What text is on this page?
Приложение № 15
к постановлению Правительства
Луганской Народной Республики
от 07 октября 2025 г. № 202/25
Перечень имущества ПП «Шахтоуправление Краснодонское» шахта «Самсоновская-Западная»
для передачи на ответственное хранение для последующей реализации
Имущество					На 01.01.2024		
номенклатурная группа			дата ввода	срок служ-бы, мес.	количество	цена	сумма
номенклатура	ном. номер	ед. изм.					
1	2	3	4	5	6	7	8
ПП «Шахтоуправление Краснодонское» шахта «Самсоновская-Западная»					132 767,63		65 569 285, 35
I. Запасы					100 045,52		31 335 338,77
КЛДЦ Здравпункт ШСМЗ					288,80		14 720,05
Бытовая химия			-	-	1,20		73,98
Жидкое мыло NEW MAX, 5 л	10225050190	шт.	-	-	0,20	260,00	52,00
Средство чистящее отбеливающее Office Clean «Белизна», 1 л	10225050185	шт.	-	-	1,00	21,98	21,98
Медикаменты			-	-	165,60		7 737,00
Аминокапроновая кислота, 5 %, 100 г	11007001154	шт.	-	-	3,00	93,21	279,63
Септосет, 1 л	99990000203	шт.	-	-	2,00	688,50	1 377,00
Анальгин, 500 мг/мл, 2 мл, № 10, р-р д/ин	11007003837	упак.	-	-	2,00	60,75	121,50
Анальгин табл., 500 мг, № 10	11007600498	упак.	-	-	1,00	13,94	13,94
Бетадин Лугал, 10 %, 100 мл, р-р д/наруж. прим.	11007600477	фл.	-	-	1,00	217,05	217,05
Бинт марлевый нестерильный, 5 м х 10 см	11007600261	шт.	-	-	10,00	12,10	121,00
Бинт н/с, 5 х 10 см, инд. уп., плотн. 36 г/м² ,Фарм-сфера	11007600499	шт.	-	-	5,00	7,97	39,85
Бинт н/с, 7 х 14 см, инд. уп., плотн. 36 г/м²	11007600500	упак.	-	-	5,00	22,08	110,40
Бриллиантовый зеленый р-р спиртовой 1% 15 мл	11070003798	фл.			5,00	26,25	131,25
---
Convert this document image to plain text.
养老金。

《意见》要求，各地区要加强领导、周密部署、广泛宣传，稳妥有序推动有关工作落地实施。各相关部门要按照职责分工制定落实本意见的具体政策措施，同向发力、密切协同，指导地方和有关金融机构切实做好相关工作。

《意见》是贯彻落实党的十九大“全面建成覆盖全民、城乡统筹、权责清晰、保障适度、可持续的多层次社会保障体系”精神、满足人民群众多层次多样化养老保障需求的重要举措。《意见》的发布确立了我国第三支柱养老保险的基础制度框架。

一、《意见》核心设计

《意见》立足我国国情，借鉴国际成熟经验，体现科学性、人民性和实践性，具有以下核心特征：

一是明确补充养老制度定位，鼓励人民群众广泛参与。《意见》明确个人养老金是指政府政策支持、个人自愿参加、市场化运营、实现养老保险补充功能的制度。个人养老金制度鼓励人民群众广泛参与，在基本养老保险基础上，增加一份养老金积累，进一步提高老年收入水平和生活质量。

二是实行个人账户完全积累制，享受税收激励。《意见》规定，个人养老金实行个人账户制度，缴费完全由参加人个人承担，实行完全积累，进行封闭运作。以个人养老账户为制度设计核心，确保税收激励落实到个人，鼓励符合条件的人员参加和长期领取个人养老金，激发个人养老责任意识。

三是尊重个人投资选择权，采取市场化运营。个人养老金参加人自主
...
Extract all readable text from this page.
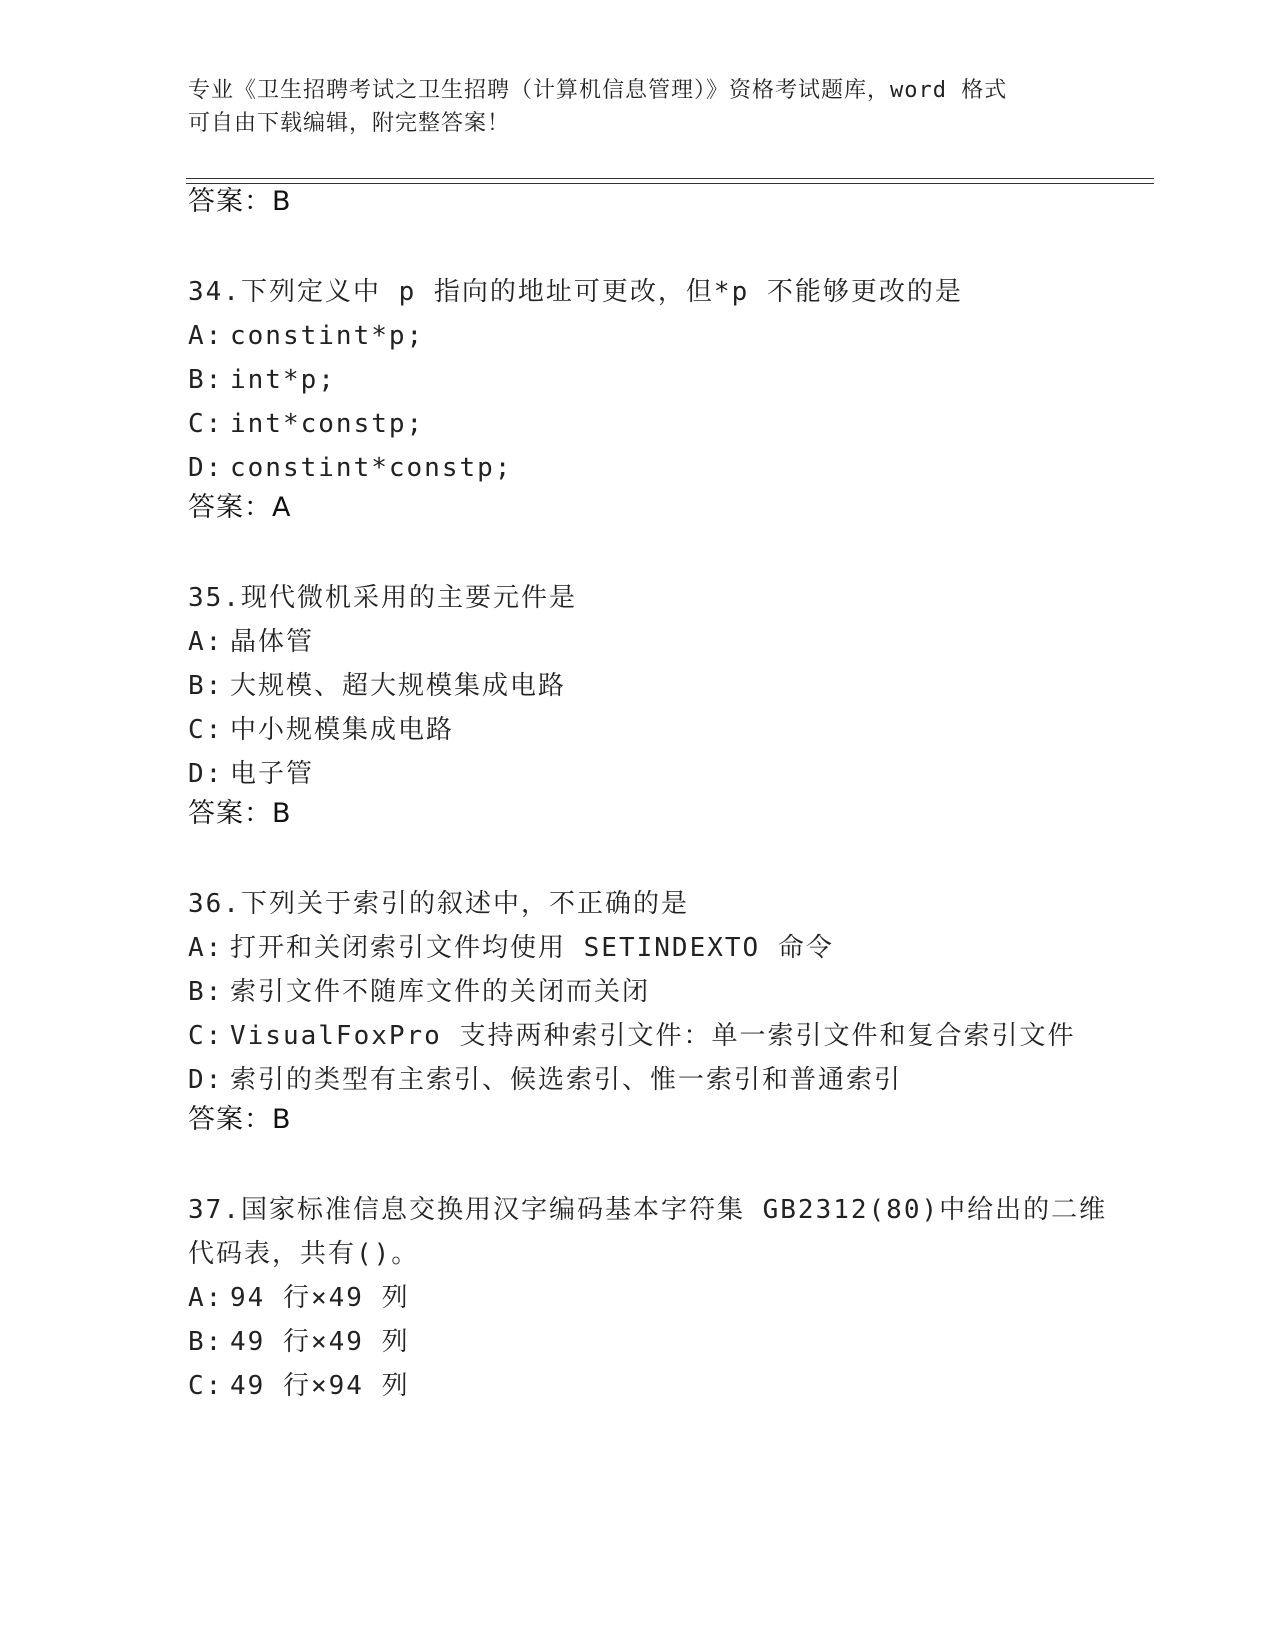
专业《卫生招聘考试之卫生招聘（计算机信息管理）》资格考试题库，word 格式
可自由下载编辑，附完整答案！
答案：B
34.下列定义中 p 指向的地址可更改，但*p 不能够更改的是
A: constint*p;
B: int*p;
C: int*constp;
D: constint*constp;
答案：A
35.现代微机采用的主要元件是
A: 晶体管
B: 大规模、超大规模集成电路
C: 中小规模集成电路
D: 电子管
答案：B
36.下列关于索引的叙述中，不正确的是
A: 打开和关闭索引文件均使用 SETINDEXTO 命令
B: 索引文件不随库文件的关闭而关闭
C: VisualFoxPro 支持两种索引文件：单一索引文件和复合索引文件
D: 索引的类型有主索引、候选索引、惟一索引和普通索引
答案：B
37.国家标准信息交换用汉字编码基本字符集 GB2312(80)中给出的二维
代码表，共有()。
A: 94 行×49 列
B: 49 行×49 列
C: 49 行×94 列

**Problem to solve**
Gather each line holding the string "this".

**Written solution**
What text is on this page?
Convert this document image to plain text.
Extract all readable text from this page.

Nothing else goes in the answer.